Find the lines of data that contain the string "title", then list them.

== MATERIAL FOR THIS EXERCISE ==
========

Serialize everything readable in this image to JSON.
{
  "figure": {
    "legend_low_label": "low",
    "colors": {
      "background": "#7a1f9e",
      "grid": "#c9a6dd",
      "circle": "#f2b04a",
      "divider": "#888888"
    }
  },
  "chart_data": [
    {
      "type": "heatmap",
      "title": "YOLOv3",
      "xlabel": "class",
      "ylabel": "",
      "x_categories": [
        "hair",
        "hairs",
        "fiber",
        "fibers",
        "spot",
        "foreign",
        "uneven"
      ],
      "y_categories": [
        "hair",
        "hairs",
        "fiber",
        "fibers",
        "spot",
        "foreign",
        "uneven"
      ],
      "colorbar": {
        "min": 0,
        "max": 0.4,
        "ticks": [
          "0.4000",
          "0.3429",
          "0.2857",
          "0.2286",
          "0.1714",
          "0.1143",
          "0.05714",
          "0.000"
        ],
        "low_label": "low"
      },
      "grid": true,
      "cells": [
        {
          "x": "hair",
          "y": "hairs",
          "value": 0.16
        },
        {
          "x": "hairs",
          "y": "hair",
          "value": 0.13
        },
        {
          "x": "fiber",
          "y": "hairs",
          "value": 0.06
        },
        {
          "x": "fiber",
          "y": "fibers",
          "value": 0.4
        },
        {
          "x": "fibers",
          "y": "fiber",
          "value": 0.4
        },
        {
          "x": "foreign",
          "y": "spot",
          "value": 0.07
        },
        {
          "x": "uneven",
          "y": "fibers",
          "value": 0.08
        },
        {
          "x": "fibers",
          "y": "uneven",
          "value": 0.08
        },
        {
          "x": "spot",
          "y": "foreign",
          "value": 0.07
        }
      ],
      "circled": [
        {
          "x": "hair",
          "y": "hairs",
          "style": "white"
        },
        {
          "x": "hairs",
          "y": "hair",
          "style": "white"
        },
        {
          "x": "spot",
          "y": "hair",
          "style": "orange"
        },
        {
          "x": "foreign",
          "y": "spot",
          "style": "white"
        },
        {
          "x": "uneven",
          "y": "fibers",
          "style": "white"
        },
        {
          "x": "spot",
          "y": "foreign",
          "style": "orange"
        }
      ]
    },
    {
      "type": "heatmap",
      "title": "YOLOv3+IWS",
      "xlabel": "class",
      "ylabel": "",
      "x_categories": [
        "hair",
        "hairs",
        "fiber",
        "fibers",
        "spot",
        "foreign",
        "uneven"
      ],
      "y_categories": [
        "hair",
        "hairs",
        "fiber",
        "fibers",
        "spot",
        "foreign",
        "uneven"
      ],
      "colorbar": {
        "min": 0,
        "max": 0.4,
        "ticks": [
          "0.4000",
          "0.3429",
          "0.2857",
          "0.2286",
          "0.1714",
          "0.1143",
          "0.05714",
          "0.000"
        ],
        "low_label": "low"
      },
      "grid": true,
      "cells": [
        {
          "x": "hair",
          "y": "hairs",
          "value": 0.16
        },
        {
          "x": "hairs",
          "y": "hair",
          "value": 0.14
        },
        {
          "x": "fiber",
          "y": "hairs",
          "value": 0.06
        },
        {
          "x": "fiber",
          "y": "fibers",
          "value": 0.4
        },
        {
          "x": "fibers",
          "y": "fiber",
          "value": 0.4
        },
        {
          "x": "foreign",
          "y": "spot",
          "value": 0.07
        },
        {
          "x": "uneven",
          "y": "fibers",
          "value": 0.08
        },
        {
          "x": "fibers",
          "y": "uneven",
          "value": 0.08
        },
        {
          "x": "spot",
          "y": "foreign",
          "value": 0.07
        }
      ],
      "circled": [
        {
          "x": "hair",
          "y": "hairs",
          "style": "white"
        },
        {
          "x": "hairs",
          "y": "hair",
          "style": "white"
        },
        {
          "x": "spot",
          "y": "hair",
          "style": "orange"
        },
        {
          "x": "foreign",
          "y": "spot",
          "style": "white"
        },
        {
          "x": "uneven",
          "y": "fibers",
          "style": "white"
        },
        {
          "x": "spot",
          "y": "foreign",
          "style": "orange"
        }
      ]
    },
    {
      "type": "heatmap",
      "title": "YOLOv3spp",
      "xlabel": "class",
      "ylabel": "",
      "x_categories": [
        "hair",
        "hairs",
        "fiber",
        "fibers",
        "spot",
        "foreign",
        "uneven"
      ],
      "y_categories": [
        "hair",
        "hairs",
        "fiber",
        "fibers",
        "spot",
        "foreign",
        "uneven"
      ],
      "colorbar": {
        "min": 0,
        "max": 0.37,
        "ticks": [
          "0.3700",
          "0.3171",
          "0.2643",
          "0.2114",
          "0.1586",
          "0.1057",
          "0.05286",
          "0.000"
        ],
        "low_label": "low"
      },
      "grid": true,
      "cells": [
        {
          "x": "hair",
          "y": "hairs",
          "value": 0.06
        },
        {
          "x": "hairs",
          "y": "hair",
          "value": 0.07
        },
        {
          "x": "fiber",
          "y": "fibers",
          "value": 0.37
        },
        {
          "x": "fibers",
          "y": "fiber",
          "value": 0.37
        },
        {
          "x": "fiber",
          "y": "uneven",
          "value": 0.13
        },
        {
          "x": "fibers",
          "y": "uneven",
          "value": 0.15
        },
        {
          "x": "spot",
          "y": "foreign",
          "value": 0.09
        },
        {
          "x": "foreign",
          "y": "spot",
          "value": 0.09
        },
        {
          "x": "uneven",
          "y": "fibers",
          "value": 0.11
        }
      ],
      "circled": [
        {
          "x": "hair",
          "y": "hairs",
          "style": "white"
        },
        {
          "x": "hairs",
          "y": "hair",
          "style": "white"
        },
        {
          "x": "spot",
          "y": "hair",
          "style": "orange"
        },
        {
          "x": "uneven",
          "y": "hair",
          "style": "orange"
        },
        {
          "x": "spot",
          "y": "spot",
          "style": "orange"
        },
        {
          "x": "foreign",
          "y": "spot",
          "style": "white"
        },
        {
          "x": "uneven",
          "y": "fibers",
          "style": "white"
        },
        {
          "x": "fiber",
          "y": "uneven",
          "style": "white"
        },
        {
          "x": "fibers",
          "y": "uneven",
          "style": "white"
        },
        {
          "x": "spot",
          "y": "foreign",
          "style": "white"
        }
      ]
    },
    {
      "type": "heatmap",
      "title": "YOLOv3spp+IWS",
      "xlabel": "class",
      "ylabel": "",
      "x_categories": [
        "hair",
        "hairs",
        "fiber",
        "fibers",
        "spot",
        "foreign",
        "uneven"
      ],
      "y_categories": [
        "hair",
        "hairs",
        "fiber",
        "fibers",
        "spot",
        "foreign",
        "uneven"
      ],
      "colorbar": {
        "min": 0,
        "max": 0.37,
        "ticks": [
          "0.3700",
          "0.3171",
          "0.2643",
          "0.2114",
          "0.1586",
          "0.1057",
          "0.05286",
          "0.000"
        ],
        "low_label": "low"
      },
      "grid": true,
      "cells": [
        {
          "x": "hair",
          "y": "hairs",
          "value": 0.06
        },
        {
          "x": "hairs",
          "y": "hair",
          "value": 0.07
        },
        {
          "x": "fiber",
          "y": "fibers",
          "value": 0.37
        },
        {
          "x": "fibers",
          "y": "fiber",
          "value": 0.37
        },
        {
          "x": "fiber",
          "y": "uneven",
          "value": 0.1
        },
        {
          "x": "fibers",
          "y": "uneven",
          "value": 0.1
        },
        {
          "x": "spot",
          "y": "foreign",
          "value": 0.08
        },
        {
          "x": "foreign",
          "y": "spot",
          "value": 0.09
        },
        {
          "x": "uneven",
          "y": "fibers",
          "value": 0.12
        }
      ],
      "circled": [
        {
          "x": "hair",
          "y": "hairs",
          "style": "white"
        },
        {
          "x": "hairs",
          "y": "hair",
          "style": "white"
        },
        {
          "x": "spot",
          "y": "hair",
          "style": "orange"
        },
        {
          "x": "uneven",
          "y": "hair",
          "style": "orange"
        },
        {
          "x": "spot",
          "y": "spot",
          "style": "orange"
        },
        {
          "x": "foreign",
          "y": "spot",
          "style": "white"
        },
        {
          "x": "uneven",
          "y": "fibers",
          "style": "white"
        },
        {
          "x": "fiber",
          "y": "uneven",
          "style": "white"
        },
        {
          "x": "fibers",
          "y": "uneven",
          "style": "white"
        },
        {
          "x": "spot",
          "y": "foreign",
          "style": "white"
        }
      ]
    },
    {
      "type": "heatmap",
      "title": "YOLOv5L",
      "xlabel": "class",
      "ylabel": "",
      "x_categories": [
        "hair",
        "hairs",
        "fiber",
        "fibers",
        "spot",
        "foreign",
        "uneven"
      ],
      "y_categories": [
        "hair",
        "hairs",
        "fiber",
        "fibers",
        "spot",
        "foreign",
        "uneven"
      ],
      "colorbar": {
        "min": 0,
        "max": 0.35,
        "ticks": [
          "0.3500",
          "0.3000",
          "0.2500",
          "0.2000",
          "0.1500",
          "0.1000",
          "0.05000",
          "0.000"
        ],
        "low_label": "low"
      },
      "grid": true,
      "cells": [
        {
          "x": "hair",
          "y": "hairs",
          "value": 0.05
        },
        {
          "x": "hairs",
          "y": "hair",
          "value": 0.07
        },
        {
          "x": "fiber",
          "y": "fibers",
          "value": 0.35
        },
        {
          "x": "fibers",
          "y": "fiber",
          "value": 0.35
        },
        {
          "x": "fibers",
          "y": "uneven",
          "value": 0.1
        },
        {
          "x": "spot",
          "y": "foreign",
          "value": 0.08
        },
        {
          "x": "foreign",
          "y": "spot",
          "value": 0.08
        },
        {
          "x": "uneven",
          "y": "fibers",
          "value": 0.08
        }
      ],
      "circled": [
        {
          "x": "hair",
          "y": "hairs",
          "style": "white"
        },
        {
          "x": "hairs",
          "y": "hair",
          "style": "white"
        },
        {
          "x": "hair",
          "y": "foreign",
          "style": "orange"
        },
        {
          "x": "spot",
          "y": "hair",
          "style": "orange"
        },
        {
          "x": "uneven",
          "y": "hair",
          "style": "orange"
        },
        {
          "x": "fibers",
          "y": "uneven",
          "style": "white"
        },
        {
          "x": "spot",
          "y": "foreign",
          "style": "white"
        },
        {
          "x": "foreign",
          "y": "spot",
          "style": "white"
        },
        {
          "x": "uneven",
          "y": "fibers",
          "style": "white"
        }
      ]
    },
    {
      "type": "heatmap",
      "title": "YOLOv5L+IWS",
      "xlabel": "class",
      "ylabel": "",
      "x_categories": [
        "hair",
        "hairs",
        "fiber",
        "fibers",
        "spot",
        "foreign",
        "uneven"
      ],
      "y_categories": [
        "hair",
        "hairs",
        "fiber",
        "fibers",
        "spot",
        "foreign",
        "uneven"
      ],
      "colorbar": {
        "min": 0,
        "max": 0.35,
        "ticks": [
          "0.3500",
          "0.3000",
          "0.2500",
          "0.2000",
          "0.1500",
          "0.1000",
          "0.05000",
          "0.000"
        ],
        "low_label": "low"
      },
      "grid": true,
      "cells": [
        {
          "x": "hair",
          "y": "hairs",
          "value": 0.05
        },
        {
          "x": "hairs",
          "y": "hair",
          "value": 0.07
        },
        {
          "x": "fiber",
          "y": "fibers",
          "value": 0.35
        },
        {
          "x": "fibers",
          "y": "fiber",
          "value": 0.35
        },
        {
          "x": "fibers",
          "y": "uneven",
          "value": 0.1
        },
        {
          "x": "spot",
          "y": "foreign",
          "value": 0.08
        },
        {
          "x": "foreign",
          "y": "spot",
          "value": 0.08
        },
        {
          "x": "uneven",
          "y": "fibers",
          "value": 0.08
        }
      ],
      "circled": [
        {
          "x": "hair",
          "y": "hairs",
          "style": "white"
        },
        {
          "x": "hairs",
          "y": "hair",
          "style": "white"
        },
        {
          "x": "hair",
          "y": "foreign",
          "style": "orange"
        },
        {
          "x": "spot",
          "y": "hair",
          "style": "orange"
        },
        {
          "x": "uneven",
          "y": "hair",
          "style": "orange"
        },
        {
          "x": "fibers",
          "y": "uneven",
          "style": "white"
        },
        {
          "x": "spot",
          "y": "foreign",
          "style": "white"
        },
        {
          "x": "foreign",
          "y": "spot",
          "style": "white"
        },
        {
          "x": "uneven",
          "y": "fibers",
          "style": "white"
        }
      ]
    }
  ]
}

========

== RESULT ==
      "title": "YOLOv3",
      "title": "YOLOv3+IWS",
      "title": "YOLOv3spp",
      "title": "YOLOv3spp+IWS",
      "title": "YOLOv5L",
      "title": "YOLOv5L+IWS",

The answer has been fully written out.